> Extracts from a graphics dataset
--

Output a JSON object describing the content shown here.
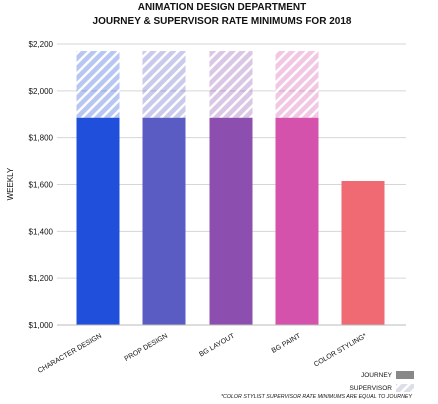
{
  "chart_data": {
    "type": "bar",
    "title_line1": "ANIMATION DESIGN DEPARTMENT",
    "title_line2": "JOURNEY & SUPERVISOR RATE MINIMUMS FOR 2018",
    "ylabel": "WEEKLY",
    "xlabel": "",
    "ylim": [
      1000,
      2200
    ],
    "yticks": [
      1000,
      1200,
      1400,
      1600,
      1800,
      2000,
      2200
    ],
    "ytick_labels": [
      "$1,000",
      "$1,200",
      "$1,400",
      "$1,600",
      "$1,800",
      "$2,000",
      "$2,200"
    ],
    "categories": [
      "CHARACTER DESIGN",
      "PROP DESIGN",
      "BG LAYOUT",
      "BG PAINT",
      "COLOR STYLING*"
    ],
    "colors": [
      "#1f4fdb",
      "#5b5bc4",
      "#8c4fb0",
      "#d552ac",
      "#ef6a72"
    ],
    "series": [
      {
        "name": "JOURNEY",
        "values": [
          1885,
          1885,
          1885,
          1885,
          1615
        ]
      },
      {
        "name": "SUPERVISOR",
        "values": [
          2170,
          2170,
          2170,
          2170,
          1615
        ]
      }
    ],
    "legend_position": "bottom-right",
    "legend_colors": {
      "JOURNEY": "#888888",
      "SUPERVISOR": "#d8d8e4"
    },
    "grid": true,
    "footnote": "*COLOR STYLIST SUPERVISOR RATE MINIMUMS ARE EQUAL TO JOURNEY"
  }
}
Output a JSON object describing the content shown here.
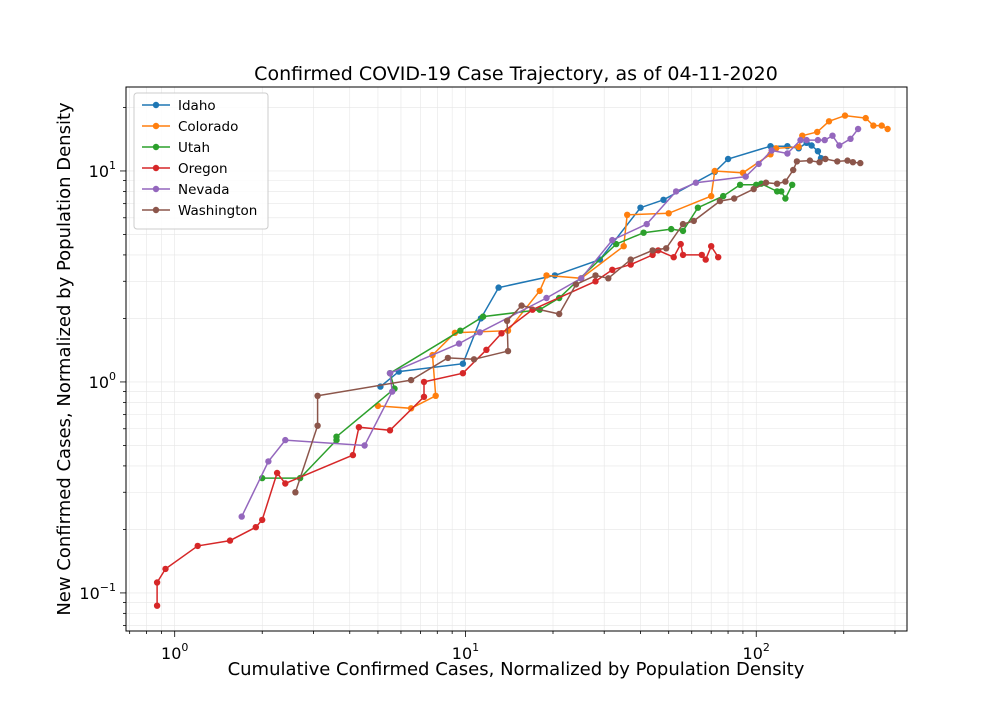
{
  "chart_data": {
    "type": "line",
    "title": "Confirmed COVID-19 Case Trajectory, as of 04-11-2020",
    "xlabel": "Cumulative Confirmed Cases, Normalized by Population Density",
    "ylabel": "New Confirmed Cases, Normalized by Population Density",
    "xscale": "log",
    "yscale": "log",
    "xlim": [
      0.68,
      330
    ],
    "ylim": [
      0.066,
      25
    ],
    "grid": true,
    "legend_position": "top-left",
    "x_tick_labels": [
      {
        "value": 1,
        "mantissa": "10",
        "exp": "0"
      },
      {
        "value": 10,
        "mantissa": "10",
        "exp": "1"
      },
      {
        "value": 100,
        "mantissa": "10",
        "exp": "2"
      }
    ],
    "y_tick_labels": [
      {
        "value": 0.1,
        "mantissa": "10",
        "exp": "−1"
      },
      {
        "value": 1,
        "mantissa": "10",
        "exp": "0"
      },
      {
        "value": 10,
        "mantissa": "10",
        "exp": "1"
      }
    ],
    "series": [
      {
        "name": "Idaho",
        "color": "#1f77b4",
        "points": [
          [
            5.1,
            0.95
          ],
          [
            5.9,
            1.12
          ],
          [
            9.8,
            1.22
          ],
          [
            11.3,
            2.0
          ],
          [
            13.0,
            2.8
          ],
          [
            20.3,
            3.2
          ],
          [
            29.0,
            3.8
          ],
          [
            40.0,
            6.7
          ],
          [
            48.0,
            7.3
          ],
          [
            72.0,
            9.9
          ],
          [
            80.0,
            11.4
          ],
          [
            112.0,
            13.1
          ],
          [
            128.0,
            13.1
          ],
          [
            140.0,
            12.8
          ],
          [
            149.0,
            13.6
          ],
          [
            155.0,
            13.2
          ],
          [
            163.0,
            12.4
          ],
          [
            167.0,
            11.5
          ]
        ]
      },
      {
        "name": "Colorado",
        "color": "#ff7f0e",
        "points": [
          [
            5.0,
            0.77
          ],
          [
            6.5,
            0.75
          ],
          [
            7.9,
            0.86
          ],
          [
            7.7,
            1.34
          ],
          [
            9.2,
            1.71
          ],
          [
            14.0,
            1.75
          ],
          [
            18.0,
            2.7
          ],
          [
            19.0,
            3.2
          ],
          [
            25.0,
            3.1
          ],
          [
            35.0,
            4.4
          ],
          [
            36.0,
            6.2
          ],
          [
            50.0,
            6.3
          ],
          [
            70.0,
            7.6
          ],
          [
            72.0,
            10.0
          ],
          [
            90.0,
            9.8
          ],
          [
            112.0,
            12.0
          ],
          [
            117.0,
            12.8
          ],
          [
            140.0,
            13.0
          ],
          [
            144.0,
            14.7
          ],
          [
            162.0,
            15.3
          ],
          [
            178.0,
            17.2
          ],
          [
            202.0,
            18.3
          ],
          [
            238.0,
            17.8
          ],
          [
            253.0,
            16.4
          ],
          [
            270.0,
            16.4
          ],
          [
            283.0,
            15.8
          ]
        ]
      },
      {
        "name": "Utah",
        "color": "#2ca02c",
        "points": [
          [
            2.0,
            0.35
          ],
          [
            2.7,
            0.35
          ],
          [
            3.6,
            0.53
          ],
          [
            3.6,
            0.55
          ],
          [
            5.7,
            0.93
          ],
          [
            5.5,
            1.1
          ],
          [
            9.6,
            1.75
          ],
          [
            11.5,
            2.04
          ],
          [
            18.0,
            2.2
          ],
          [
            21.0,
            2.5
          ],
          [
            33.0,
            4.5
          ],
          [
            41.0,
            5.1
          ],
          [
            51.0,
            5.3
          ],
          [
            56.0,
            5.2
          ],
          [
            63.0,
            6.7
          ],
          [
            77.0,
            7.6
          ],
          [
            88.0,
            8.6
          ],
          [
            100.0,
            8.6
          ],
          [
            104.0,
            8.7
          ],
          [
            118.0,
            8.0
          ],
          [
            122.0,
            8.0
          ],
          [
            126.0,
            7.4
          ],
          [
            133.0,
            8.6
          ]
        ]
      },
      {
        "name": "Oregon",
        "color": "#d62728",
        "points": [
          [
            0.87,
            0.087
          ],
          [
            0.87,
            0.112
          ],
          [
            0.93,
            0.13
          ],
          [
            1.2,
            0.167
          ],
          [
            1.55,
            0.177
          ],
          [
            1.9,
            0.205
          ],
          [
            2.0,
            0.222
          ],
          [
            2.25,
            0.37
          ],
          [
            2.4,
            0.33
          ],
          [
            4.1,
            0.45
          ],
          [
            4.3,
            0.61
          ],
          [
            5.5,
            0.59
          ],
          [
            7.2,
            0.85
          ],
          [
            7.2,
            1.0
          ],
          [
            9.8,
            1.1
          ],
          [
            11.8,
            1.42
          ],
          [
            13.3,
            1.7
          ],
          [
            17.0,
            2.2
          ],
          [
            28.0,
            3.0
          ],
          [
            32.0,
            3.4
          ],
          [
            37.0,
            3.6
          ],
          [
            44.0,
            4.0
          ],
          [
            46.0,
            4.2
          ],
          [
            52.0,
            3.9
          ],
          [
            55.0,
            4.5
          ],
          [
            56.0,
            4.0
          ],
          [
            65.0,
            4.0
          ],
          [
            67.0,
            3.8
          ],
          [
            70.0,
            4.4
          ],
          [
            74.0,
            3.9
          ]
        ]
      },
      {
        "name": "Nevada",
        "color": "#9467bd",
        "points": [
          [
            1.7,
            0.23
          ],
          [
            2.1,
            0.42
          ],
          [
            2.4,
            0.53
          ],
          [
            4.5,
            0.5
          ],
          [
            5.6,
            0.9
          ],
          [
            5.5,
            1.1
          ],
          [
            9.5,
            1.52
          ],
          [
            11.2,
            1.72
          ],
          [
            19.0,
            2.5
          ],
          [
            25.0,
            3.1
          ],
          [
            32.0,
            4.7
          ],
          [
            42.0,
            5.6
          ],
          [
            53.0,
            8.0
          ],
          [
            62.0,
            8.8
          ],
          [
            92.0,
            9.4
          ],
          [
            102.0,
            10.8
          ],
          [
            113.0,
            12.5
          ],
          [
            128.0,
            12.1
          ],
          [
            142.0,
            14.0
          ],
          [
            149.0,
            14.0
          ],
          [
            163.0,
            14.0
          ],
          [
            172.0,
            14.0
          ],
          [
            183.0,
            14.7
          ],
          [
            193.0,
            13.2
          ],
          [
            211.0,
            14.2
          ],
          [
            224.0,
            15.8
          ]
        ]
      },
      {
        "name": "Washington",
        "color": "#8c564b",
        "points": [
          [
            2.6,
            0.3
          ],
          [
            3.1,
            0.62
          ],
          [
            3.1,
            0.86
          ],
          [
            6.5,
            1.02
          ],
          [
            8.7,
            1.3
          ],
          [
            10.7,
            1.28
          ],
          [
            14.0,
            1.4
          ],
          [
            13.9,
            1.95
          ],
          [
            15.6,
            2.3
          ],
          [
            21.0,
            2.1
          ],
          [
            24.0,
            2.9
          ],
          [
            28.0,
            3.2
          ],
          [
            31.0,
            3.1
          ],
          [
            37.0,
            3.8
          ],
          [
            44.0,
            4.2
          ],
          [
            49.0,
            4.3
          ],
          [
            56.0,
            5.6
          ],
          [
            61.0,
            5.8
          ],
          [
            75.0,
            7.2
          ],
          [
            84.0,
            7.4
          ],
          [
            98.0,
            8.2
          ],
          [
            108.0,
            8.8
          ],
          [
            118.0,
            8.7
          ],
          [
            126.0,
            8.9
          ],
          [
            134.0,
            10.1
          ],
          [
            138.0,
            11.1
          ],
          [
            153.0,
            11.2
          ],
          [
            165.0,
            11.0
          ],
          [
            173.0,
            11.4
          ],
          [
            190.0,
            11.1
          ],
          [
            206.0,
            11.2
          ],
          [
            215.0,
            11.0
          ],
          [
            228.0,
            10.9
          ]
        ]
      }
    ]
  }
}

--

> WORK REQUIRED
Return each full line of the entries that contains the word "Confirmed".

> REPLY
    "title": "Confirmed COVID-19 Case Trajectory, as of 04-11-2020",
    "xlabel": "Cumulative Confirmed Cases, Normalized by Population Density",
    "ylabel": "New Confirmed Cases, Normalized by Population Density",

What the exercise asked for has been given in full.